The records
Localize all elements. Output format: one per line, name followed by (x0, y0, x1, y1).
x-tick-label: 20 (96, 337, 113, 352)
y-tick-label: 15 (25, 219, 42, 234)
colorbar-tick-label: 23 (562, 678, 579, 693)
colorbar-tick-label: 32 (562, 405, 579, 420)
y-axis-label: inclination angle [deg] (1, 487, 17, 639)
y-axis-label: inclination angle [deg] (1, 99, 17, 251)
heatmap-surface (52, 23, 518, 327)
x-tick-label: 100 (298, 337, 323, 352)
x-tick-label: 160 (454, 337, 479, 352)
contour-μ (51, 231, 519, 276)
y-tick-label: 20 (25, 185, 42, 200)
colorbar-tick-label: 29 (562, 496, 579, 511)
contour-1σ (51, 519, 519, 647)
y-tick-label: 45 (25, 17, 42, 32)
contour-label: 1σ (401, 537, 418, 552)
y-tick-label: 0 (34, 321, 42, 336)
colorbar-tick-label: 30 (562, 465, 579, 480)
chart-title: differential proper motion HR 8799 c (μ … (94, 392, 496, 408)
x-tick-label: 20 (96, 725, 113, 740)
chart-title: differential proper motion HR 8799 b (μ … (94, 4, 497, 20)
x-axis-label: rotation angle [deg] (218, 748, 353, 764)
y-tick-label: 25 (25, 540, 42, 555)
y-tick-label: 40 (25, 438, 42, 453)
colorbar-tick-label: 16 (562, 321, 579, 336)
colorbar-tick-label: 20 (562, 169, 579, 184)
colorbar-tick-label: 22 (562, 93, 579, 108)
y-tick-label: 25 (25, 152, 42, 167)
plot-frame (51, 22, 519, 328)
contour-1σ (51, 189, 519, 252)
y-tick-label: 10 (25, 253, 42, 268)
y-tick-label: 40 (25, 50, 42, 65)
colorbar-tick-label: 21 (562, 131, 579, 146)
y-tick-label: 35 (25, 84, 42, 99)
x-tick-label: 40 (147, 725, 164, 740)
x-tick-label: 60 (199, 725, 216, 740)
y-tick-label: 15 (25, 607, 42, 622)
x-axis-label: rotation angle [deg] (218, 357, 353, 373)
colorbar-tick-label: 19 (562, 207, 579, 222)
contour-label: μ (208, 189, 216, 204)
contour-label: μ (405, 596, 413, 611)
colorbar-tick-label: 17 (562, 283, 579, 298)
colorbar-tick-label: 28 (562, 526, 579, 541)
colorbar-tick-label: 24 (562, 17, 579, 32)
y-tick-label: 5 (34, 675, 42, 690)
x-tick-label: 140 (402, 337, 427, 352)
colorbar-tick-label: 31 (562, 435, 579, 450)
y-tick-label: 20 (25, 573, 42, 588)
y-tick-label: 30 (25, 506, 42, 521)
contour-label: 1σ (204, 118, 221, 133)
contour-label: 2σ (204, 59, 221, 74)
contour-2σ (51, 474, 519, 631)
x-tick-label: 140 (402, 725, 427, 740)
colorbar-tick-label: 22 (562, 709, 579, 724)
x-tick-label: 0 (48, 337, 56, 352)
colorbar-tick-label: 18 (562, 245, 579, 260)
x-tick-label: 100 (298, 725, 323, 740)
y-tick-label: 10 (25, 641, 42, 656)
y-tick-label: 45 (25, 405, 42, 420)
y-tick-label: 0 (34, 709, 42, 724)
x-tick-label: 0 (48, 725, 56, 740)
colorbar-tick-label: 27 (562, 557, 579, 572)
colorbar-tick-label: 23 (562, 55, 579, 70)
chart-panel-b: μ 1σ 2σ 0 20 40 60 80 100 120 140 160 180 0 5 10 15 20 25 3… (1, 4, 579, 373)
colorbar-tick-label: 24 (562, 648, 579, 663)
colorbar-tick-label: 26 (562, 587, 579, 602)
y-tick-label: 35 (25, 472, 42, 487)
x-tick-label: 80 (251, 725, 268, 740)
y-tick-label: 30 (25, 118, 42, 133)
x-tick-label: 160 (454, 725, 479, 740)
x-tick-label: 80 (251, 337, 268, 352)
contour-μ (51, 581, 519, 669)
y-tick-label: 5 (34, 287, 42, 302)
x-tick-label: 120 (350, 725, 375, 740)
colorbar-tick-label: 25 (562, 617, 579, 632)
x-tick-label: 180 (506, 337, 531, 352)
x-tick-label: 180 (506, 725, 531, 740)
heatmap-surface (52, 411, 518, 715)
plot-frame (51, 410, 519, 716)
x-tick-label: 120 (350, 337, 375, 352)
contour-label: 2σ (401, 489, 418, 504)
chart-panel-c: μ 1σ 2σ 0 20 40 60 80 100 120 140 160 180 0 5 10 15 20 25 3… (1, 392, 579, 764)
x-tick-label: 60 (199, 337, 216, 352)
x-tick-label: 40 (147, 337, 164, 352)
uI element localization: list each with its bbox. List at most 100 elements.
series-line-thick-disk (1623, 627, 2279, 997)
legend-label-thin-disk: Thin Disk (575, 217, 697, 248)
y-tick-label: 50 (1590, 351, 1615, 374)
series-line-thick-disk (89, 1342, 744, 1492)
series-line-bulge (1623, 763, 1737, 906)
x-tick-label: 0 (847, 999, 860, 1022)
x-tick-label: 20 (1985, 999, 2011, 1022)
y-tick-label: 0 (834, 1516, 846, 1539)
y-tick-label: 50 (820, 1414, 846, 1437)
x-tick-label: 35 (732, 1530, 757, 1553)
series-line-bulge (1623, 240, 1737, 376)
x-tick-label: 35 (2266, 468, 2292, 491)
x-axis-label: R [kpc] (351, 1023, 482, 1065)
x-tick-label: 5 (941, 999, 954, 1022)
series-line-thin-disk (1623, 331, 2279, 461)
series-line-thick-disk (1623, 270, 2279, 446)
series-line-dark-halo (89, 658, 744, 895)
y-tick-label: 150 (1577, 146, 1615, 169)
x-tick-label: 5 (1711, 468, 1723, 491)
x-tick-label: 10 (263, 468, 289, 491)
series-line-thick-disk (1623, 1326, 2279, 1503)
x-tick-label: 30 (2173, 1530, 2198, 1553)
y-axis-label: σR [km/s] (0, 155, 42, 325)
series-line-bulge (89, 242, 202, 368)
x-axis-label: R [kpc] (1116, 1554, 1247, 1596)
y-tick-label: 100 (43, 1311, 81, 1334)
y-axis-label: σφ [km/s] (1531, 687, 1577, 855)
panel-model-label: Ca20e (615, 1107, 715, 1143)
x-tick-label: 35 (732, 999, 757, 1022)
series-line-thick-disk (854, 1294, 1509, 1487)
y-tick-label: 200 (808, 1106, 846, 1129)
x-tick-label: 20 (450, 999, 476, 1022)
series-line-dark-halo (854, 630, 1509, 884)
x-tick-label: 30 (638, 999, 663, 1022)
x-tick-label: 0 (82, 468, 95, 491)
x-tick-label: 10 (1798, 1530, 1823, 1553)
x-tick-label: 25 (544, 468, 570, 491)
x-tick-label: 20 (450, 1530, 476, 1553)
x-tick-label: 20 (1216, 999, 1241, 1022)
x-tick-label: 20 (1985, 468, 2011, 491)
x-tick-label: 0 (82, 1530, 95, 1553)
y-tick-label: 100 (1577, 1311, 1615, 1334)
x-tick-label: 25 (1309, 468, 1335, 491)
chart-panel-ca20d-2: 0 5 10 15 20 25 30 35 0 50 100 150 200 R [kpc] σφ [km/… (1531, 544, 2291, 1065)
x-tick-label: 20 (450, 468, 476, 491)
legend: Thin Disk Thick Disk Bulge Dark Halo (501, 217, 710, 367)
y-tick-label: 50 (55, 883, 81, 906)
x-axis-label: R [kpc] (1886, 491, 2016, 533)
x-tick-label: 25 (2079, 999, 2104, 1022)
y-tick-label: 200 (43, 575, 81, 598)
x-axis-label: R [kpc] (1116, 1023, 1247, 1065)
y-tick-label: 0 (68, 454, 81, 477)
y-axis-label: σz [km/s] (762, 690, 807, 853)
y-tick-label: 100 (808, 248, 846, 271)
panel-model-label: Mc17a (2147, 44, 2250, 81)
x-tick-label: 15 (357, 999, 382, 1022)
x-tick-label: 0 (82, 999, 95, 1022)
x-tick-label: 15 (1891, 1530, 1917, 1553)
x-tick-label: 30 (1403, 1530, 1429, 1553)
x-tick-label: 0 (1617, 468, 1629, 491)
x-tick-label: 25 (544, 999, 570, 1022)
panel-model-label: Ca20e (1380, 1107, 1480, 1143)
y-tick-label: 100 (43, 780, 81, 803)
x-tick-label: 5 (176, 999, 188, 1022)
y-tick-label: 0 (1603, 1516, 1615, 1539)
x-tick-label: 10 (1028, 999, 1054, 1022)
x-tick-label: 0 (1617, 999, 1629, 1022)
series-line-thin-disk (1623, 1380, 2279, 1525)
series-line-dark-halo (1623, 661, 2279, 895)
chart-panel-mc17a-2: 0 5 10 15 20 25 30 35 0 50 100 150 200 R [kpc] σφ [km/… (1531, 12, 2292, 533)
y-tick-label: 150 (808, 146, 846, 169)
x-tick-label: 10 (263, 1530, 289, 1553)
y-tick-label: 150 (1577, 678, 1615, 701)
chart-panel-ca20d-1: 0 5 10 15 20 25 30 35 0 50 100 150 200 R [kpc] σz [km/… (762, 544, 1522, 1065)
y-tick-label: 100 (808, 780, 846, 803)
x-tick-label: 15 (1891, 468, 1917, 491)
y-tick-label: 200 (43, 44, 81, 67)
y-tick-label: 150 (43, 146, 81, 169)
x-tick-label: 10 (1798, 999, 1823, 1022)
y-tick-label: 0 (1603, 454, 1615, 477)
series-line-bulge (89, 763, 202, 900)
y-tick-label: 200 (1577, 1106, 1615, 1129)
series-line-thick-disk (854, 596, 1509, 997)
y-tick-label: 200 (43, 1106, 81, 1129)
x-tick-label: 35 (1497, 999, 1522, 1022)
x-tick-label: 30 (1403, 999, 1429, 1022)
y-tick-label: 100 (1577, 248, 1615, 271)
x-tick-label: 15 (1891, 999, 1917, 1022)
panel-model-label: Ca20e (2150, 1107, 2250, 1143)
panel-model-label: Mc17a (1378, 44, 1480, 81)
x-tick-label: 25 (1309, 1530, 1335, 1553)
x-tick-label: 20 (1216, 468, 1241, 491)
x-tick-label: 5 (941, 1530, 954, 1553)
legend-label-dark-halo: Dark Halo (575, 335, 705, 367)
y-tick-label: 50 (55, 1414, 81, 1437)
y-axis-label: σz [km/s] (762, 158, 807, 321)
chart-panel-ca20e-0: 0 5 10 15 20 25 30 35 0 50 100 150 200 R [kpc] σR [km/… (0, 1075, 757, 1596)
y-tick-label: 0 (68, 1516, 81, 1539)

Task instructions
Reproduce the rows above word for word, from the first line through the line that contains "contour-label: μ (405, 596, 413, 611)", including that line.

Solution to the exercise
Localize all elements. Output format: one per line, name followed by (x0, y0, x1, y1).
x-tick-label: 20 (96, 337, 113, 352)
y-tick-label: 15 (25, 219, 42, 234)
colorbar-tick-label: 23 (562, 678, 579, 693)
colorbar-tick-label: 32 (562, 405, 579, 420)
y-axis-label: inclination angle [deg] (1, 487, 17, 639)
y-axis-label: inclination angle [deg] (1, 99, 17, 251)
heatmap-surface (52, 23, 518, 327)
x-tick-label: 100 (298, 337, 323, 352)
x-tick-label: 160 (454, 337, 479, 352)
contour-μ (51, 231, 519, 276)
y-tick-label: 20 (25, 185, 42, 200)
colorbar-tick-label: 29 (562, 496, 579, 511)
contour-1σ (51, 519, 519, 647)
y-tick-label: 45 (25, 17, 42, 32)
contour-label: 1σ (401, 537, 418, 552)
y-tick-label: 0 (34, 321, 42, 336)
colorbar-tick-label: 30 (562, 465, 579, 480)
chart-title: differential proper motion HR 8799 c (μ … (94, 392, 496, 408)
x-tick-label: 20 (96, 725, 113, 740)
chart-title: differential proper motion HR 8799 b (μ … (94, 4, 497, 20)
x-axis-label: rotation angle [deg] (218, 748, 353, 764)
y-tick-label: 25 (25, 540, 42, 555)
y-tick-label: 40 (25, 438, 42, 453)
colorbar-tick-label: 16 (562, 321, 579, 336)
colorbar-tick-label: 20 (562, 169, 579, 184)
colorbar-tick-label: 22 (562, 93, 579, 108)
y-tick-label: 25 (25, 152, 42, 167)
plot-frame (51, 22, 519, 328)
contour-1σ (51, 189, 519, 252)
y-tick-label: 10 (25, 253, 42, 268)
y-tick-label: 40 (25, 50, 42, 65)
colorbar-tick-label: 21 (562, 131, 579, 146)
y-tick-label: 35 (25, 84, 42, 99)
x-tick-label: 40 (147, 725, 164, 740)
x-tick-label: 60 (199, 725, 216, 740)
y-tick-label: 15 (25, 607, 42, 622)
x-axis-label: rotation angle [deg] (218, 357, 353, 373)
colorbar-tick-label: 19 (562, 207, 579, 222)
contour-label: μ (208, 189, 216, 204)
contour-label: μ (405, 596, 413, 611)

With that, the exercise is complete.